#### Task to carry out:
Search the data below for the string "perc". Extract every line that contains it.

#### Given information:
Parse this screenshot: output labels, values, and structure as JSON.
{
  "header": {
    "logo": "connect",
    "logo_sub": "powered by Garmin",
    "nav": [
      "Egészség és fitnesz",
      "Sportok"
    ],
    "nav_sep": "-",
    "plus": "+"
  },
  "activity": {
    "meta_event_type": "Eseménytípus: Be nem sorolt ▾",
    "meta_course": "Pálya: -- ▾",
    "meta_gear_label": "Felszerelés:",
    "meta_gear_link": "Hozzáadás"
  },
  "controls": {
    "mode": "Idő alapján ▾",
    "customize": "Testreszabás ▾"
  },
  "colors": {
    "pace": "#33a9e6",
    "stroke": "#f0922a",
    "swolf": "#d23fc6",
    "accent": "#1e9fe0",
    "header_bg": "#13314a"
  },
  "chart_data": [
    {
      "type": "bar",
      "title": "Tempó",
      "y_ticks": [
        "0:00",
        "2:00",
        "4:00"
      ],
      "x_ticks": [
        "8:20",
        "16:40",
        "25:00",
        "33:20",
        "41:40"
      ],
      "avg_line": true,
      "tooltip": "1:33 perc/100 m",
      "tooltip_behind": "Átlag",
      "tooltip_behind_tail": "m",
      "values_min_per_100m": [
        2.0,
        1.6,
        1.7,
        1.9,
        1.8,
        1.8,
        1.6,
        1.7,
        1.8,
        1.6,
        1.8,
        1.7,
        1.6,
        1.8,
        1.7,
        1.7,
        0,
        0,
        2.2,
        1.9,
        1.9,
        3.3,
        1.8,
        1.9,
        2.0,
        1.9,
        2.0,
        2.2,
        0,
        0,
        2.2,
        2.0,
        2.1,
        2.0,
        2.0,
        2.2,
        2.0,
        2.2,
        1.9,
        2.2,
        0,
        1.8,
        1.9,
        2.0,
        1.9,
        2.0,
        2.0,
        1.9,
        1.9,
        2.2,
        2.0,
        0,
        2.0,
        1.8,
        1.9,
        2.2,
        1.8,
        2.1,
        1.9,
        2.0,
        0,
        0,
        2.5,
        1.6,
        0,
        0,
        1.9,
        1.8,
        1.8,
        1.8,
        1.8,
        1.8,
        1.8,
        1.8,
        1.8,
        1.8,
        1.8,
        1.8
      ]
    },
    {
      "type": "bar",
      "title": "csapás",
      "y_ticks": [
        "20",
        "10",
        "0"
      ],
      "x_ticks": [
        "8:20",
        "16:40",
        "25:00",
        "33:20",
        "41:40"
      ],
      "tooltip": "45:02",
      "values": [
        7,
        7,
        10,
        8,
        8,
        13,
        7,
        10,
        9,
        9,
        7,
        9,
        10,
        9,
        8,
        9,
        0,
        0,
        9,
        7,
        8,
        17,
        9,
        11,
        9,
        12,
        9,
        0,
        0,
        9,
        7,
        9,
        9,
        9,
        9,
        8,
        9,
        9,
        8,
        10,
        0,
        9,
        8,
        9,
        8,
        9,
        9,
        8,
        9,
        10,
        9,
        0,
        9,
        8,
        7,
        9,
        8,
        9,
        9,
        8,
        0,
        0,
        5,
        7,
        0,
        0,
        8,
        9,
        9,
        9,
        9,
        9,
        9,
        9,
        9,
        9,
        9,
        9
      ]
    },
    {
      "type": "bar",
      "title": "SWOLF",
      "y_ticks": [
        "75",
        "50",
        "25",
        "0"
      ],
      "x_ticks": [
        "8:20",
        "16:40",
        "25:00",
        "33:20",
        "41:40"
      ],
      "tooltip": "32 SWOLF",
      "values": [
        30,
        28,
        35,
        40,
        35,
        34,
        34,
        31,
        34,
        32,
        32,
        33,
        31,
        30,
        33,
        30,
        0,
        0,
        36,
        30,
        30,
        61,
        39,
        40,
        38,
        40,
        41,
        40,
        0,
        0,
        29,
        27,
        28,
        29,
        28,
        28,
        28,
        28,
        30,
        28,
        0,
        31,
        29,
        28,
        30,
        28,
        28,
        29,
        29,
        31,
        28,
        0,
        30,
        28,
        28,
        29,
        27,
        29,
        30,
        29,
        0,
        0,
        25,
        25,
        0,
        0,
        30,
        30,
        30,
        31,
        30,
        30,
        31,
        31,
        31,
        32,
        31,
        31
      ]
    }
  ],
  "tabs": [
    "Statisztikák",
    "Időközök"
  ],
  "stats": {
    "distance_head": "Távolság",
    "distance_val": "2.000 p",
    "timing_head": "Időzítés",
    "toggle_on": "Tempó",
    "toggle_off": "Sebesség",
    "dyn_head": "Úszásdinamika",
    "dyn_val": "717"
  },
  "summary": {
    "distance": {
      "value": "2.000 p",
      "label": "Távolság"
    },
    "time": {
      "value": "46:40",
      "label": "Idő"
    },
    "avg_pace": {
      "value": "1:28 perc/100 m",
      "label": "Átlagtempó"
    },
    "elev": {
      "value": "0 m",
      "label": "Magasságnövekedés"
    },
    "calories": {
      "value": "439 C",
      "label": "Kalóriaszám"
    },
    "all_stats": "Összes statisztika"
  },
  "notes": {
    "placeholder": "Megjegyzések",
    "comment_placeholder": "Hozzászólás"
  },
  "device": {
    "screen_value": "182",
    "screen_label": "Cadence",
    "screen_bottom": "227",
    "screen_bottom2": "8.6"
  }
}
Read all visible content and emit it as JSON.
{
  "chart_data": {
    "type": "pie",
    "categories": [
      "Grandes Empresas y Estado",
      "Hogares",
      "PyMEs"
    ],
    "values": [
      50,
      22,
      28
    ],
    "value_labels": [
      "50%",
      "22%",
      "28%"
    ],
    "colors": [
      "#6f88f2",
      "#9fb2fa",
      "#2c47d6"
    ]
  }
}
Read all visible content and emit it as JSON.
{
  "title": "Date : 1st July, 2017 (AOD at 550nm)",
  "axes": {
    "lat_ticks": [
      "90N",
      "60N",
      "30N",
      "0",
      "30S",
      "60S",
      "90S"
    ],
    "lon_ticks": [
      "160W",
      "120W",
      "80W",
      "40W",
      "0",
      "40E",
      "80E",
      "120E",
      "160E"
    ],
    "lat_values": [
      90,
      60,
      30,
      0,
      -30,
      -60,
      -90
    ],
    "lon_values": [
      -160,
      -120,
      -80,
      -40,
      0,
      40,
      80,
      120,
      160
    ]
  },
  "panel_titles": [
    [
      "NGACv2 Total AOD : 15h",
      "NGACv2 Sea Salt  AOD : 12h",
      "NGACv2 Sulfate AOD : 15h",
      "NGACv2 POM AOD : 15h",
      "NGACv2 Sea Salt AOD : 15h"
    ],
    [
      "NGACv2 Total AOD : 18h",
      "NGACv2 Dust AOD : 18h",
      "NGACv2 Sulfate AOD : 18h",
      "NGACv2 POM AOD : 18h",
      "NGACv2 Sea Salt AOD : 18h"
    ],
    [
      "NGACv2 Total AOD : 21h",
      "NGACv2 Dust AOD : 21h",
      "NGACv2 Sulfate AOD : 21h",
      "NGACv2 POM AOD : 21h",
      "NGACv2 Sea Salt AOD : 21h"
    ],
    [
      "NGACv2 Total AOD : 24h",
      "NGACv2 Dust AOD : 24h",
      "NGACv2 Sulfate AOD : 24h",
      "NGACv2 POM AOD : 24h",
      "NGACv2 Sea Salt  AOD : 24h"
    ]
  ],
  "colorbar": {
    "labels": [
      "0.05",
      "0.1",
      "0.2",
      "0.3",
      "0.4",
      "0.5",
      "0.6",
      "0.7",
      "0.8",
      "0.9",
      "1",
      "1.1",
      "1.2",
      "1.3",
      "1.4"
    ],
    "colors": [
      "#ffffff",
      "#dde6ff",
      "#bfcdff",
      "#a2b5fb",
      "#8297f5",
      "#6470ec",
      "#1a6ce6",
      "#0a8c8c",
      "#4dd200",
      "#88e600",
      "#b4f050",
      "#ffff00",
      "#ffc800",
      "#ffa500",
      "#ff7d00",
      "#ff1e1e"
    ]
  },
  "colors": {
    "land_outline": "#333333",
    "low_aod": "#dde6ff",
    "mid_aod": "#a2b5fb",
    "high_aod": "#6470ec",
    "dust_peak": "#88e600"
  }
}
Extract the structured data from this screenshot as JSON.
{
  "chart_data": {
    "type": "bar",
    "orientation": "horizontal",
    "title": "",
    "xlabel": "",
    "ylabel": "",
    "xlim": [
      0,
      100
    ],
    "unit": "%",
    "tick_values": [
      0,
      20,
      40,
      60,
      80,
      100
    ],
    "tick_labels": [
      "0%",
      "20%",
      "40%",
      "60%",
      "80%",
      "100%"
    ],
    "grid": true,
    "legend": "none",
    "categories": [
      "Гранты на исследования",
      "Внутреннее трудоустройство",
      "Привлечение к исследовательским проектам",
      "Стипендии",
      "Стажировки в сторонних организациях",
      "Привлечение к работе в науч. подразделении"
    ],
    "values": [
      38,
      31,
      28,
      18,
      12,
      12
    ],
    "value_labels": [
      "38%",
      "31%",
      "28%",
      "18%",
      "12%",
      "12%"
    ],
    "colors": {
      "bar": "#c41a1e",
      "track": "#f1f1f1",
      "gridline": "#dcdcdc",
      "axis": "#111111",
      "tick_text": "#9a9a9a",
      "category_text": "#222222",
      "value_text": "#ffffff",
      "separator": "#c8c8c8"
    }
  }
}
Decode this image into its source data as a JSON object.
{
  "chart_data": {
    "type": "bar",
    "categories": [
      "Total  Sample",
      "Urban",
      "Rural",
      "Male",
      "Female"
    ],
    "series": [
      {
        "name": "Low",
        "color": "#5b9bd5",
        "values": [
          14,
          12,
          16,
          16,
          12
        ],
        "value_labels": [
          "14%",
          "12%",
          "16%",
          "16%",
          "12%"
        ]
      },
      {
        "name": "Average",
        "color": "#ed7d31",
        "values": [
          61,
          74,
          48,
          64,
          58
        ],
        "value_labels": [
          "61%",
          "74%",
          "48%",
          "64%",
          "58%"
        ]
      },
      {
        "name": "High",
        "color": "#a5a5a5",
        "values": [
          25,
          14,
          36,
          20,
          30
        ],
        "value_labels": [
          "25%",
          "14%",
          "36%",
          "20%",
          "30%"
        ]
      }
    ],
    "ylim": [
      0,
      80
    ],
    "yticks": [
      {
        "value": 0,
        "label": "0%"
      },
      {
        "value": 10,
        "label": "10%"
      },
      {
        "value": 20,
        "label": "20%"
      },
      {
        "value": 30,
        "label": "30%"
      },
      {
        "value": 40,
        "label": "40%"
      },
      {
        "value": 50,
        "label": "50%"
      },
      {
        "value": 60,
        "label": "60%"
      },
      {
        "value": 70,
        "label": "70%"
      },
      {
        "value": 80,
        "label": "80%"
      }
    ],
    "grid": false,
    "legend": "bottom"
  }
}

#### Result of the exercise:
      "tooltip": "1:33 perc/100 m",
      "value": "1:28 perc/100 m",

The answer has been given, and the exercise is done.